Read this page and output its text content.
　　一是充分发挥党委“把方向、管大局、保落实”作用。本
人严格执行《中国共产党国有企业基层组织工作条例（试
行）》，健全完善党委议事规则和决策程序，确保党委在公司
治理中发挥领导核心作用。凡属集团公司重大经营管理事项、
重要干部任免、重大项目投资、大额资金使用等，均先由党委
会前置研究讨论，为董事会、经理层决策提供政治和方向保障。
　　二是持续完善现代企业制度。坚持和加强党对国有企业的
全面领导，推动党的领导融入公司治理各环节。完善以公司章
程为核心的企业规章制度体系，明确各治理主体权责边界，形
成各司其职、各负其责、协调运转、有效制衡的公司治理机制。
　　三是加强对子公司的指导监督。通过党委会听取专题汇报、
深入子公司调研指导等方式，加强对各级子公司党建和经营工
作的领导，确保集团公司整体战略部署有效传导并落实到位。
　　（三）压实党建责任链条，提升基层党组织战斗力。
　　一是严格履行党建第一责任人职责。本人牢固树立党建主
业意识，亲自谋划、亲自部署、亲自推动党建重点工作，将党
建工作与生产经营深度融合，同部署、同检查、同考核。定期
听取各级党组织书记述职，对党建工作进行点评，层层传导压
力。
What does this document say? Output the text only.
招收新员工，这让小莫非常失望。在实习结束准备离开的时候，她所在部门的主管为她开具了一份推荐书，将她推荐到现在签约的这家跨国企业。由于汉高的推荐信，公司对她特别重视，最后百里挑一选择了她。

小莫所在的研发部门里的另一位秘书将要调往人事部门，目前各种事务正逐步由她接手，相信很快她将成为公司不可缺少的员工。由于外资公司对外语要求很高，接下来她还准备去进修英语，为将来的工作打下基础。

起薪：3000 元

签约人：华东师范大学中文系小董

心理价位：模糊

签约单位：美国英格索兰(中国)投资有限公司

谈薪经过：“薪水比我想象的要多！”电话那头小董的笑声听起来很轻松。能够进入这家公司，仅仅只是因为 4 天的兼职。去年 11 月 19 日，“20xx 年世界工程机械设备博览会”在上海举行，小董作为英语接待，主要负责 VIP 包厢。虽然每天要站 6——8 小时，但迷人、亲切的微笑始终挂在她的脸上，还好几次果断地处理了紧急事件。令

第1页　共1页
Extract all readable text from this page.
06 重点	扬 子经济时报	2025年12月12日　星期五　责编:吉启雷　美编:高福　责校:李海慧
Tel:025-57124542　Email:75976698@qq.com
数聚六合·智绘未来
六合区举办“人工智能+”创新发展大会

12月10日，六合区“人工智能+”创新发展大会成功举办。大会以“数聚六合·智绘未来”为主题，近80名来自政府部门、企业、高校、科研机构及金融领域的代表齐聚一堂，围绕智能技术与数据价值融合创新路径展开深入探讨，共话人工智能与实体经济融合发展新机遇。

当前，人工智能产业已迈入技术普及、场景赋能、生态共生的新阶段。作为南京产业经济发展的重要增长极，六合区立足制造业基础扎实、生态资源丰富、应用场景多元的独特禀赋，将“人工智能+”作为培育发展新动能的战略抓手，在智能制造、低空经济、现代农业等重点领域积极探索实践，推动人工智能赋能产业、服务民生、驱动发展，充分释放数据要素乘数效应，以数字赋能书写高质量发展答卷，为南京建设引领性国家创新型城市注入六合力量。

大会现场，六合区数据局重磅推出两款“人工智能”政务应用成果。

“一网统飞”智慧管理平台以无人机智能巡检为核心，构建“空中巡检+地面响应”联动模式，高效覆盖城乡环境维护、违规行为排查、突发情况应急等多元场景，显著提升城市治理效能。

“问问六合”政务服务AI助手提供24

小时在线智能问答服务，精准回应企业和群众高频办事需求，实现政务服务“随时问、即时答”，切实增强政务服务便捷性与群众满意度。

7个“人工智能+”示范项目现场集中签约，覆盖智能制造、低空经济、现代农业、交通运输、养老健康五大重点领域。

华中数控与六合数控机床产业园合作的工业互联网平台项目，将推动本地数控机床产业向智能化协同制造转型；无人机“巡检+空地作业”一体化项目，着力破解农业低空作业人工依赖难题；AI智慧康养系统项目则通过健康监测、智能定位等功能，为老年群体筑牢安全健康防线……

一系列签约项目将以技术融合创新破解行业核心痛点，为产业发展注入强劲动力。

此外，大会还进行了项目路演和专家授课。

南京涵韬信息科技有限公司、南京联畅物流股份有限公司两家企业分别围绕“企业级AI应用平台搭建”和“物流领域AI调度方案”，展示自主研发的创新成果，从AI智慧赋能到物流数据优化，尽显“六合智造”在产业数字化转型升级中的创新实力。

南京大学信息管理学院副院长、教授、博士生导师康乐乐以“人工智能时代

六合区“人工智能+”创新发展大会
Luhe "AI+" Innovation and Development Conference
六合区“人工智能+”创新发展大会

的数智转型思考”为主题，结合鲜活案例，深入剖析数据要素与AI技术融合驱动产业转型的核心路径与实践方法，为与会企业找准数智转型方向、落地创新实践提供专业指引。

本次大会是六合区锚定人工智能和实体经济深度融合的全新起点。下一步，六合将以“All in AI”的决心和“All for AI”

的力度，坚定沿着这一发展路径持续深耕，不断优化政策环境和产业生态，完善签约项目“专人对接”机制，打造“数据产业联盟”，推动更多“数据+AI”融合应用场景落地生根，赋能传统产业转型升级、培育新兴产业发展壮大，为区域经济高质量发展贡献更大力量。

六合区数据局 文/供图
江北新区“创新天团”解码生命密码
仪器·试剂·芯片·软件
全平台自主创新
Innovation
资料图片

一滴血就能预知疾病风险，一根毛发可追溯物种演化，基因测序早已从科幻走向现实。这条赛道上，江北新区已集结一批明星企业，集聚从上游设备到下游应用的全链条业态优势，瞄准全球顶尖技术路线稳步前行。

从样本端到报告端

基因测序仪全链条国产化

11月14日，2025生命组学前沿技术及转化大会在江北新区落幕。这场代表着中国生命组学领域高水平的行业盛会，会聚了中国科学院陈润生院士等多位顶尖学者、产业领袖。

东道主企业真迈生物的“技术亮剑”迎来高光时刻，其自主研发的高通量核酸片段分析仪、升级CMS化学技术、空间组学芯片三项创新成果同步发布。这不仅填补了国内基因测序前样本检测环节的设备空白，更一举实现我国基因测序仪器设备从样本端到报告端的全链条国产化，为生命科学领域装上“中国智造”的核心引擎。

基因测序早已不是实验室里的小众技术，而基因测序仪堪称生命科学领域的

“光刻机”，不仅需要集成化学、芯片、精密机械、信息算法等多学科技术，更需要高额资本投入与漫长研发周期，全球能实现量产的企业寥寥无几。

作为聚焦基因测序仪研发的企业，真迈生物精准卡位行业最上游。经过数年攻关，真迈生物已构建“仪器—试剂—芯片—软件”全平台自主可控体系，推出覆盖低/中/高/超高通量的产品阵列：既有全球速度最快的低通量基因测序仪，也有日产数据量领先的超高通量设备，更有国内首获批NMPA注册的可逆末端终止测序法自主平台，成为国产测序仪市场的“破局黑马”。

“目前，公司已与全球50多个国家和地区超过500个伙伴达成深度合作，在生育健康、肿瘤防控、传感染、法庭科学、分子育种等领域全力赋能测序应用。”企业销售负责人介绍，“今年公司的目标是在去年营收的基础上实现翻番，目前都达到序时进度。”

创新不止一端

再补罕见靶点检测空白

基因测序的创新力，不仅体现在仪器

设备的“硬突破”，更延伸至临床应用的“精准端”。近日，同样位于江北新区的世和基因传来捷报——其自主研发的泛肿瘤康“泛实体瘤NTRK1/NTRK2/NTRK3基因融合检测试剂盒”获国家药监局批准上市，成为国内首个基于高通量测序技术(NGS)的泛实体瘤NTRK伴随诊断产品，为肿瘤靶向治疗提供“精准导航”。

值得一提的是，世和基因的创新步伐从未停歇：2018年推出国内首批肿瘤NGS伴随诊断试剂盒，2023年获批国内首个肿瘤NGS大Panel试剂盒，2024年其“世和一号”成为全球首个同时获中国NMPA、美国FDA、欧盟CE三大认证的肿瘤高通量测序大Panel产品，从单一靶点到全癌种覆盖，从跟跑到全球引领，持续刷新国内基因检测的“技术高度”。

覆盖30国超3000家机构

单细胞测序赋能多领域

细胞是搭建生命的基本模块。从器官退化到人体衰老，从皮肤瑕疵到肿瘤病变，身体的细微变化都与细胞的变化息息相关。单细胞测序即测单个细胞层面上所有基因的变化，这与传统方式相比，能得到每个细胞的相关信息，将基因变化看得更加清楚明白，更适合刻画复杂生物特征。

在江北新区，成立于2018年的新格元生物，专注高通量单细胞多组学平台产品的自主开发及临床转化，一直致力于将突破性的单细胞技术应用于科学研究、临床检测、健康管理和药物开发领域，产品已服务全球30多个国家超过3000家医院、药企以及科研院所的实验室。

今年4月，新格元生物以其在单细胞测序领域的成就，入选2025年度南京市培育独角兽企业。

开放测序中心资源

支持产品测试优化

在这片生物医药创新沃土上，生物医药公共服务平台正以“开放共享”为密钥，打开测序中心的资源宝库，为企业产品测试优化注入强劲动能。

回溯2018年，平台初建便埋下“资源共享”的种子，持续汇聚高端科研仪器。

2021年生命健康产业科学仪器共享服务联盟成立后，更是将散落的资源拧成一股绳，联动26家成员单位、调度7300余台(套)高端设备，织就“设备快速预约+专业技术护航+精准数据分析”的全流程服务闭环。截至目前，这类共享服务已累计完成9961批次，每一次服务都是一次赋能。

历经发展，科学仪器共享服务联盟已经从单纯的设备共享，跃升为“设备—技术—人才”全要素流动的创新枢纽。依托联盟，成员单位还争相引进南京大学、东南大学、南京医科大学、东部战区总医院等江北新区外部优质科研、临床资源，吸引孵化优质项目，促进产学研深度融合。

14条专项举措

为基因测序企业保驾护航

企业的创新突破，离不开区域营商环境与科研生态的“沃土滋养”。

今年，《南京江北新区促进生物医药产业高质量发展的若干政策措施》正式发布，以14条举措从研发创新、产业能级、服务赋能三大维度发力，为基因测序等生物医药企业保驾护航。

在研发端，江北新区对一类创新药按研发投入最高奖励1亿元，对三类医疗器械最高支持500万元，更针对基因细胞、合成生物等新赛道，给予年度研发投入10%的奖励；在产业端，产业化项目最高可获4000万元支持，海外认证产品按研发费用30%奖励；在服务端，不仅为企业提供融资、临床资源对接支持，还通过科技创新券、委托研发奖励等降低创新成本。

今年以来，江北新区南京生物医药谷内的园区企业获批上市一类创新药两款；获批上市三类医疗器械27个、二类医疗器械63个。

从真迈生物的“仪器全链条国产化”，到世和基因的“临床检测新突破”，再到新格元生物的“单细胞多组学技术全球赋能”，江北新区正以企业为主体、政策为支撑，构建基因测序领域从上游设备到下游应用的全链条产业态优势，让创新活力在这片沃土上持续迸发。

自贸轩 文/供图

-=-=-=-=-

— Problem details —
Pull out every line of the records above that contains the word "数聚六合".

— Result for this exercise —
数聚六合·智绘未来
12月10日，六合区“人工智能+”创新发展大会成功举办。大会以“数聚六合·智绘未来”为主题，近80名来自政府部门、企业、高校、科研机构及金融领域的代表齐聚一堂，围绕智能技术与数据价值融合创新路径展开深入探讨，共话人工智能与实体经济融合发展新机遇。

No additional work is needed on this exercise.